[Data records]
— START —

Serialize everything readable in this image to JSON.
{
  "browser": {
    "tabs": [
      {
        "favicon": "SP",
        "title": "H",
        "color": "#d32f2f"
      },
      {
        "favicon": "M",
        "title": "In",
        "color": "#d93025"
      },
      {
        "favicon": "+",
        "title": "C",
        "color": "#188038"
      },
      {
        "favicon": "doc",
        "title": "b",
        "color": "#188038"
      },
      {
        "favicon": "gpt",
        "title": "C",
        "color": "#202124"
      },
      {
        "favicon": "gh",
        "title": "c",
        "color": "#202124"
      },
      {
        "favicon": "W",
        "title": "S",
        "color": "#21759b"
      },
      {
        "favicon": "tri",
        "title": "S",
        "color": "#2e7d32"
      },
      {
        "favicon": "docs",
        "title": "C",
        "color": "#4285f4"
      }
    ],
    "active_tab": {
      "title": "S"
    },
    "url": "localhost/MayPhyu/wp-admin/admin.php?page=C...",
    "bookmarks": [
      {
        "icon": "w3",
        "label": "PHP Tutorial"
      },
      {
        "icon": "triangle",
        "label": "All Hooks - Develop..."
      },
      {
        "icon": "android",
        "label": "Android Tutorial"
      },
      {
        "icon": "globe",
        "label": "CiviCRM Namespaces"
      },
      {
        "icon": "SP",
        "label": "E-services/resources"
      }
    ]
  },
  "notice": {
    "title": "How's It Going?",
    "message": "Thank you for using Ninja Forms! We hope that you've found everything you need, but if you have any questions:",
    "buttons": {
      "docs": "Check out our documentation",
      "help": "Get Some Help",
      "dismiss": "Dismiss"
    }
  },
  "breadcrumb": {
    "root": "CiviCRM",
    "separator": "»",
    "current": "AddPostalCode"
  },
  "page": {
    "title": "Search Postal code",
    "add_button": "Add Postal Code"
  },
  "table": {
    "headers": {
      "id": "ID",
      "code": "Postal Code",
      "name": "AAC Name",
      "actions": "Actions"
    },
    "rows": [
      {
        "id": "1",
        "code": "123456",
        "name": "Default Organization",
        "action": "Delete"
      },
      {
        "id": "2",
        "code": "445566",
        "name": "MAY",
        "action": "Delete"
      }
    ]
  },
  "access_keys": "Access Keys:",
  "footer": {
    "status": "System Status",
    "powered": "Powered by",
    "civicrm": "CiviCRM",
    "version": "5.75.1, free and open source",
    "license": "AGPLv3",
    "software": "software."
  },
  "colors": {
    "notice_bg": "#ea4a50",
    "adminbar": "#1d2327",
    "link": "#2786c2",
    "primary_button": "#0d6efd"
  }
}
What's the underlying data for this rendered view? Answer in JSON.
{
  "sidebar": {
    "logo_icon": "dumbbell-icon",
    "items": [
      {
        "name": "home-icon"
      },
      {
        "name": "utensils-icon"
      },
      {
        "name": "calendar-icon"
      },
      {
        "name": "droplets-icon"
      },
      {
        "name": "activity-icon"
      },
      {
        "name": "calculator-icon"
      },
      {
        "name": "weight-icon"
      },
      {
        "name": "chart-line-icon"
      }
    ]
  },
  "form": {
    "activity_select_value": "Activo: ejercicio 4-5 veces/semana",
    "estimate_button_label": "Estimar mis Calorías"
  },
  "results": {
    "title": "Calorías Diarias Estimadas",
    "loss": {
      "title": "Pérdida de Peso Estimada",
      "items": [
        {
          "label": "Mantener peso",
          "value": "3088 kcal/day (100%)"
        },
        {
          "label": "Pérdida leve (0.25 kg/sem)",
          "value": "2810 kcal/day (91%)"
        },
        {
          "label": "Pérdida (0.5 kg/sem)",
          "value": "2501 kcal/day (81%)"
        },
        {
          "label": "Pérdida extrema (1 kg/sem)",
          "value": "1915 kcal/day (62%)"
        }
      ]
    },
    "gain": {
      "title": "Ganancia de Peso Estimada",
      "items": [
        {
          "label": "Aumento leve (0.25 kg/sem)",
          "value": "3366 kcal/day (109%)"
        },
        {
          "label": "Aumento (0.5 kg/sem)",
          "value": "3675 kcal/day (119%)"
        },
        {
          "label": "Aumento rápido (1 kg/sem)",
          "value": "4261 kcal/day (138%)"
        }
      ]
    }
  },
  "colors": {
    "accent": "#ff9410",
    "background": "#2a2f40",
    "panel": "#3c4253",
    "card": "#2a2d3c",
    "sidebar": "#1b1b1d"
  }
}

— END —

Exercise instructions » Write out the whole listing again. Match it word for word.

Written response »
Serialize everything readable in this image to JSON.
{
  "browser": {
    "tabs": [
      {
        "favicon": "SP",
        "title": "H",
        "color": "#d32f2f"
      },
      {
        "favicon": "M",
        "title": "In",
        "color": "#d93025"
      },
      {
        "favicon": "+",
        "title": "C",
        "color": "#188038"
      },
      {
        "favicon": "doc",
        "title": "b",
        "color": "#188038"
      },
      {
        "favicon": "gpt",
        "title": "C",
        "color": "#202124"
      },
      {
        "favicon": "gh",
        "title": "c",
        "color": "#202124"
      },
      {
        "favicon": "W",
        "title": "S",
        "color": "#21759b"
      },
      {
        "favicon": "tri",
        "title": "S",
        "color": "#2e7d32"
      },
      {
        "favicon": "docs",
        "title": "C",
        "color": "#4285f4"
      }
    ],
    "active_tab": {
      "title": "S"
    },
    "url": "localhost/MayPhyu/wp-admin/admin.php?page=C...",
    "bookmarks": [
      {
        "icon": "w3",
        "label": "PHP Tutorial"
      },
      {
        "icon": "triangle",
        "label": "All Hooks - Develop..."
      },
      {
        "icon": "android",
        "label": "Android Tutorial"
      },
      {
        "icon": "globe",
        "label": "CiviCRM Namespaces"
      },
      {
        "icon": "SP",
        "label": "E-services/resources"
      }
    ]
  },
  "notice": {
    "title": "How's It Going?",
    "message": "Thank you for using Ninja Forms! We hope that you've found everything you need, but if you have any questions:",
    "buttons": {
      "docs": "Check out our documentation",
      "help": "Get Some Help",
      "dismiss": "Dismiss"
    }
  },
  "breadcrumb": {
    "root": "CiviCRM",
    "separator": "»",
    "current": "AddPostalCode"
  },
  "page": {
    "title": "Search Postal code",
    "add_button": "Add Postal Code"
  },
  "table": {
    "headers": {
      "id": "ID",
      "code": "Postal Code",
      "name": "AAC Name",
      "actions": "Actions"
    },
    "rows": [
      {
        "id": "1",
        "code": "123456",
        "name": "Default Organization",
        "action": "Delete"
      },
      {
        "id": "2",
        "code": "445566",
        "name": "MAY",
        "action": "Delete"
      }
    ]
  },
  "access_keys": "Access Keys:",
  "footer": {
    "status": "System Status",
    "powered": "Powered by",
    "civicrm": "CiviCRM",
    "version": "5.75.1, free and open source",
    "license": "AGPLv3",
    "software": "software."
  },
  "colors": {
    "notice_bg": "#ea4a50",
    "adminbar": "#1d2327",
    "link": "#2786c2",
    "primary_button": "#0d6efd"
  }
}
What's the underlying data for this rendered view? Answer in JSON.
{
  "sidebar": {
    "logo_icon": "dumbbell-icon",
    "items": [
      {
        "name": "home-icon"
      },
      {
        "name": "utensils-icon"
      },
      {
        "name": "calendar-icon"
      },
      {
        "name": "droplets-icon"
      },
      {
        "name": "activity-icon"
      },
      {
        "name": "calculator-icon"
      },
      {
        "name": "weight-icon"
      },
      {
        "name": "chart-line-icon"
      }
    ]
  },
  "form": {
    "activity_select_value": "Activo: ejercicio 4-5 veces/semana",
    "estimate_button_label": "Estimar mis Calorías"
  },
  "results": {
    "title": "Calorías Diarias Estimadas",
    "loss": {
      "title": "Pérdida de Peso Estimada",
      "items": [
        {
          "label": "Mantener peso",
          "value": "3088 kcal/day (100%)"
        },
        {
          "label": "Pérdida leve (0.25 kg/sem)",
          "value": "2810 kcal/day (91%)"
        },
        {
          "label": "Pérdida (0.5 kg/sem)",
          "value": "2501 kcal/day (81%)"
        },
        {
          "label": "Pérdida extrema (1 kg/sem)",
          "value": "1915 kcal/day (62%)"
        }
      ]
    },
    "gain": {
      "title": "Ganancia de Peso Estimada",
      "items": [
        {
          "label": "Aumento leve (0.25 kg/sem)",
          "value": "3366 kcal/day (109%)"
        },
        {
          "label": "Aumento (0.5 kg/sem)",
          "value": "3675 kcal/day (119%)"
        },
        {
          "label": "Aumento rápido (1 kg/sem)",
          "value": "4261 kcal/day (138%)"
        }
      ]
    }
  },
  "colors": {
    "accent": "#ff9410",
    "background": "#2a2f40",
    "panel": "#3c4253",
    "card": "#2a2d3c",
    "sidebar": "#1b1b1d"
  }
}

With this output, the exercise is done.